- Problem requirements
The data below must be copied in full and without any change.
═══
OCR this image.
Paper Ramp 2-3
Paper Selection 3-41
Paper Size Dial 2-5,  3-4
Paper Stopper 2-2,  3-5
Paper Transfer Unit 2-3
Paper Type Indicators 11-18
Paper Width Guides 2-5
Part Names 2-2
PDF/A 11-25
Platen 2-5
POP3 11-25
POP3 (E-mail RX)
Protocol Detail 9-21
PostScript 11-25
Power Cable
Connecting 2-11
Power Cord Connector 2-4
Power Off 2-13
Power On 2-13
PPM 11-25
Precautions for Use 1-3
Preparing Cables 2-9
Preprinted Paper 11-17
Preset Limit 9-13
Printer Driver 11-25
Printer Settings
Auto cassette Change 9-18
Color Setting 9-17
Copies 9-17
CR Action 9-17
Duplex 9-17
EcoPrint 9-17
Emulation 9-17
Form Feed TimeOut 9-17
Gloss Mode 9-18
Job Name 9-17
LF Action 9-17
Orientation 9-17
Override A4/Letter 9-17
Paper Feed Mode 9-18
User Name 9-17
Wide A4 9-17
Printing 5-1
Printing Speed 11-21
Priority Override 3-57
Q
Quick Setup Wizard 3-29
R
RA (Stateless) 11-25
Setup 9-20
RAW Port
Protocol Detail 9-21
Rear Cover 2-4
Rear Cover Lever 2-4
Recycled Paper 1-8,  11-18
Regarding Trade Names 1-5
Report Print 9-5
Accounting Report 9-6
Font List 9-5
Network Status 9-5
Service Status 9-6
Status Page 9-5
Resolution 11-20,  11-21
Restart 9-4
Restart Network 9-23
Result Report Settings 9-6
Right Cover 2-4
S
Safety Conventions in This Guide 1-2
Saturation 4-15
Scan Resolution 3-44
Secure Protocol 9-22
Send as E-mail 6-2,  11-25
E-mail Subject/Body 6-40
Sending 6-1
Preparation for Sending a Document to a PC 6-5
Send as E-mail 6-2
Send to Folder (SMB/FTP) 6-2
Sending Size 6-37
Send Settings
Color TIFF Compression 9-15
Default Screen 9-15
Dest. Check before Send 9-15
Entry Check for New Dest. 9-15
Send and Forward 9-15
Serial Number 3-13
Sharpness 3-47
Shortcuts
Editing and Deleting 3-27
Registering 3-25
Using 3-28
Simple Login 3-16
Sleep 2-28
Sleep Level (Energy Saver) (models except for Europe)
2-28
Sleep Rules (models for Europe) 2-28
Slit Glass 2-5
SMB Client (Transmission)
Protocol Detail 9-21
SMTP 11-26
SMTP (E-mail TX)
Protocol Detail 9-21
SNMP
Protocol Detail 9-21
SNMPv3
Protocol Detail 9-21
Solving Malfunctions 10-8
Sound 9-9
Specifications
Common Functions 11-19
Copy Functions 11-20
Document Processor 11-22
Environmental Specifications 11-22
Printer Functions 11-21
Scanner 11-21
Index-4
═══
- Solution for this exercise
OCR this image.
Paper Ramp 2-3
Paper Selection 3-41
Paper Size Dial 2-5,  3-4
Paper Stopper 2-2,  3-5
Paper Transfer Unit 2-3
Paper Type Indicators 11-18
Paper Width Guides 2-5
Part Names 2-2
PDF/A 11-25
Platen 2-5
POP3 11-25
POP3 (E-mail RX)
Protocol Detail 9-21
PostScript 11-25
Power Cable
Connecting 2-11
Power Cord Connector 2-4
Power Off 2-13
Power On 2-13
PPM 11-25
Precautions for Use 1-3
Preparing Cables 2-9
Preprinted Paper 11-17
Preset Limit 9-13
Printer Driver 11-25
Printer Settings
Auto cassette Change 9-18
Color Setting 9-17
Copies 9-17
CR Action 9-17
Duplex 9-17
EcoPrint 9-17
Emulation 9-17
Form Feed TimeOut 9-17
Gloss Mode 9-18
Job Name 9-17
LF Action 9-17
Orientation 9-17
Override A4/Letter 9-17
Paper Feed Mode 9-18
User Name 9-17
Wide A4 9-17
Printing 5-1
Printing Speed 11-21
Priority Override 3-57
Q
Quick Setup Wizard 3-29
R
RA (Stateless) 11-25
Setup 9-20
RAW Port
Protocol Detail 9-21
Rear Cover 2-4
Rear Cover Lever 2-4
Recycled Paper 1-8,  11-18
Regarding Trade Names 1-5
Report Print 9-5
Accounting Report 9-6
Font List 9-5
Network Status 9-5
Service Status 9-6
Status Page 9-5
Resolution 11-20,  11-21
Restart 9-4
Restart Network 9-23
Result Report Settings 9-6
Right Cover 2-4
S
Safety Conventions in This Guide 1-2
Saturation 4-15
Scan Resolution 3-44
Secure Protocol 9-22
Send as E-mail 6-2,  11-25
E-mail Subject/Body 6-40
Sending 6-1
Preparation for Sending a Document to a PC 6-5
Send as E-mail 6-2
Send to Folder (SMB/FTP) 6-2
Sending Size 6-37
Send Settings
Color TIFF Compression 9-15
Default Screen 9-15
Dest. Check before Send 9-15
Entry Check for New Dest. 9-15
Send and Forward 9-15
Serial Number 3-13
Sharpness 3-47
Shortcuts
Editing and Deleting 3-27
Registering 3-25
Using 3-28
Simple Login 3-16
Sleep 2-28
Sleep Level (Energy Saver) (models except for Europe)
2-28
Sleep Rules (models for Europe) 2-28
Slit Glass 2-5
SMB Client (Transmission)
Protocol Detail 9-21
SMTP 11-26
SMTP (E-mail TX)
Protocol Detail 9-21
SNMP
Protocol Detail 9-21
SNMPv3
Protocol Detail 9-21
Solving Malfunctions 10-8
Sound 9-9
Specifications
Common Functions 11-19
Copy Functions 11-20
Document Processor 11-22
Environmental Specifications 11-22
Printer Functions 11-21
Scanner 11-21
Index-4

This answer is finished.